Output every line of the material exactly, omitting images.

*** RECORD SET ***

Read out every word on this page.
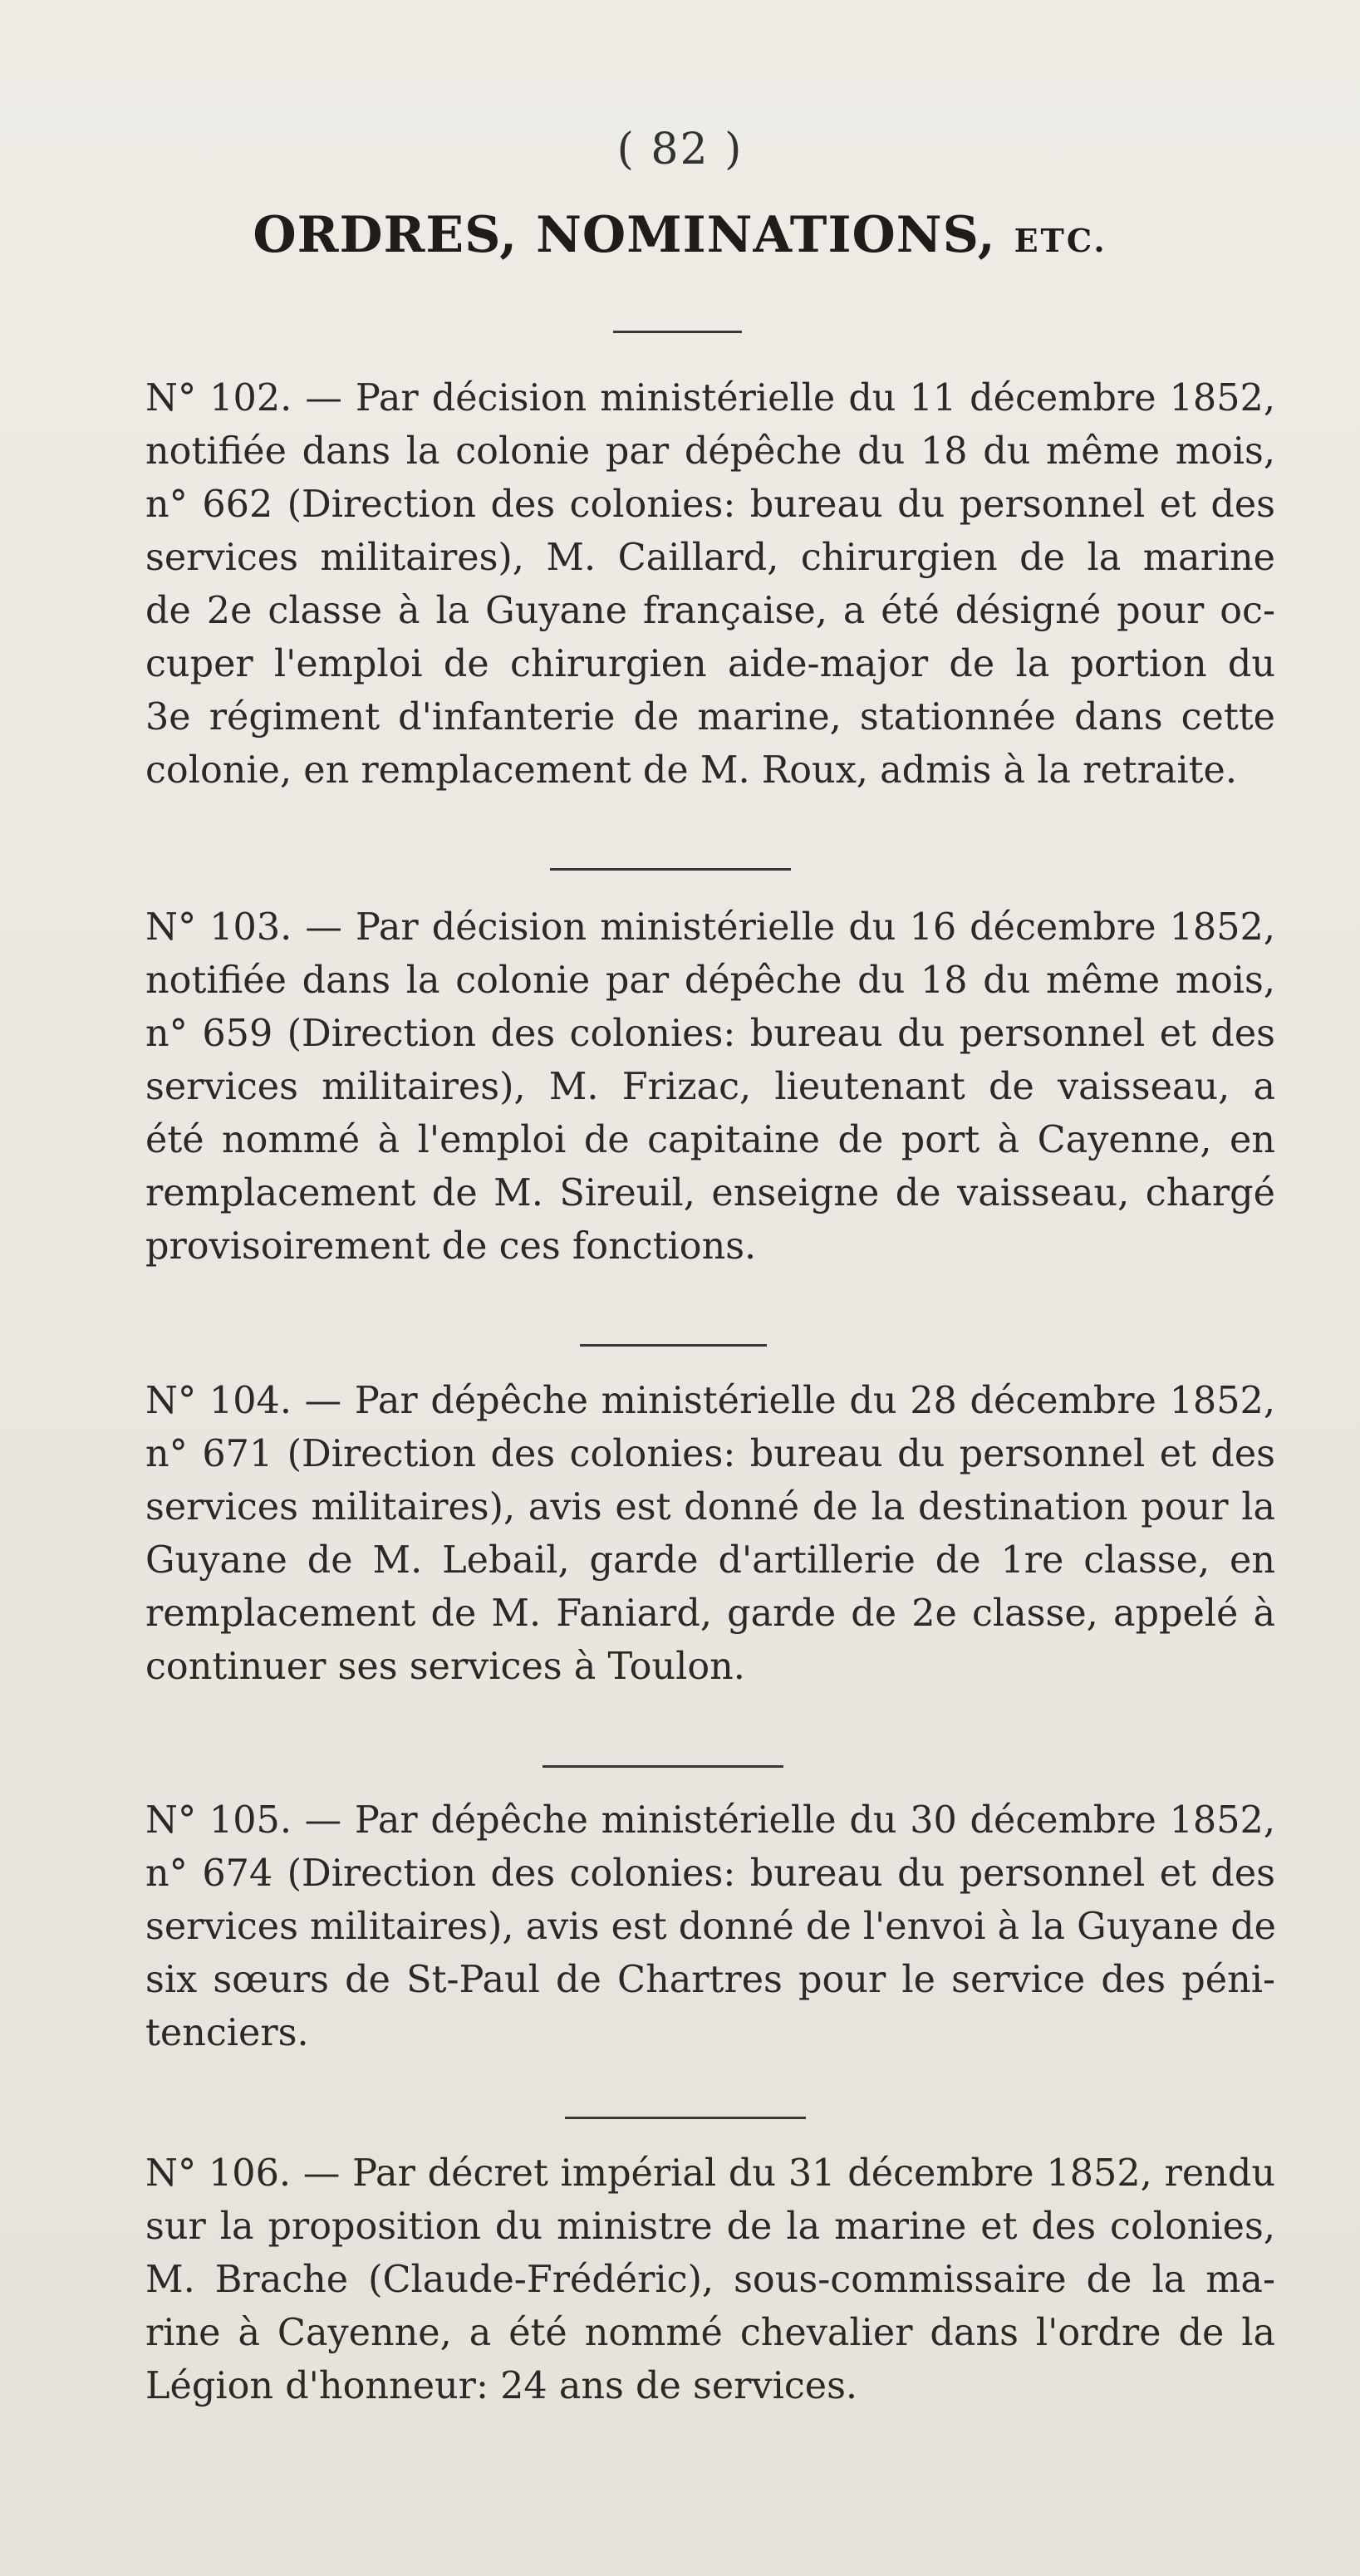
( 82 )
ORDRES, NOMINATIONS, ETC.
N° 102. — Par décision ministérielle du 11 décembre 1852,
notifiée dans la colonie par dépêche du 18 du même mois,
n° 662 (Direction des colonies: bureau du personnel et des
services militaires), M. Caillard, chirurgien de la marine
de 2e classe à la Guyane française, a été désigné pour oc-
cuper l'emploi de chirurgien aide-major de la portion du
3e régiment d'infanterie de marine, stationnée dans cette
colonie, en remplacement de M. Roux, admis à la retraite.
N° 103. — Par décision ministérielle du 16 décembre 1852,
notifiée dans la colonie par dépêche du 18 du même mois,
n° 659 (Direction des colonies: bureau du personnel et des
services militaires), M. Frizac, lieutenant de vaisseau, a
été nommé à l'emploi de capitaine de port à Cayenne, en
remplacement de M. Sireuil, enseigne de vaisseau, chargé
provisoirement de ces fonctions.
N° 104. — Par dépêche ministérielle du 28 décembre 1852,
n° 671 (Direction des colonies: bureau du personnel et des
services militaires), avis est donné de la destination pour la
Guyane de M. Lebail, garde d'artillerie de 1re classe, en
remplacement de M. Faniard, garde de 2e classe, appelé à
continuer ses services à Toulon.
N° 105. — Par dépêche ministérielle du 30 décembre 1852,
n° 674 (Direction des colonies: bureau du personnel et des
services militaires), avis est donné de l'envoi à la Guyane de
six sœurs de St-Paul de Chartres pour le service des péni-
tenciers.
N° 106. — Par décret impérial du 31 décembre 1852, rendu
sur la proposition du ministre de la marine et des colonies,
M. Brache (Claude-Frédéric), sous-commissaire de la ma-
rine à Cayenne, a été nommé chevalier dans l'ordre de la
Légion d'honneur: 24 ans de services.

***

RESULT
Read out every word on this page.
( 82 )
ORDRES, NOMINATIONS, ETC.
N° 102. — Par décision ministérielle du 11 décembre 1852,
notifiée dans la colonie par dépêche du 18 du même mois,
n° 662 (Direction des colonies: bureau du personnel et des
services militaires), M. Caillard, chirurgien de la marine
de 2e classe à la Guyane française, a été désigné pour oc-
cuper l'emploi de chirurgien aide-major de la portion du
3e régiment d'infanterie de marine, stationnée dans cette
colonie, en remplacement de M. Roux, admis à la retraite.
N° 103. — Par décision ministérielle du 16 décembre 1852,
notifiée dans la colonie par dépêche du 18 du même mois,
n° 659 (Direction des colonies: bureau du personnel et des
services militaires), M. Frizac, lieutenant de vaisseau, a
été nommé à l'emploi de capitaine de port à Cayenne, en
remplacement de M. Sireuil, enseigne de vaisseau, chargé
provisoirement de ces fonctions.
N° 104. — Par dépêche ministérielle du 28 décembre 1852,
n° 671 (Direction des colonies: bureau du personnel et des
services militaires), avis est donné de la destination pour la
Guyane de M. Lebail, garde d'artillerie de 1re classe, en
remplacement de M. Faniard, garde de 2e classe, appelé à
continuer ses services à Toulon.
N° 105. — Par dépêche ministérielle du 30 décembre 1852,
n° 674 (Direction des colonies: bureau du personnel et des
services militaires), avis est donné de l'envoi à la Guyane de
six sœurs de St-Paul de Chartres pour le service des péni-
tenciers.
N° 106. — Par décret impérial du 31 décembre 1852, rendu
sur la proposition du ministre de la marine et des colonies,
M. Brache (Claude-Frédéric), sous-commissaire de la ma-
rine à Cayenne, a été nommé chevalier dans l'ordre de la
Légion d'honneur: 24 ans de services.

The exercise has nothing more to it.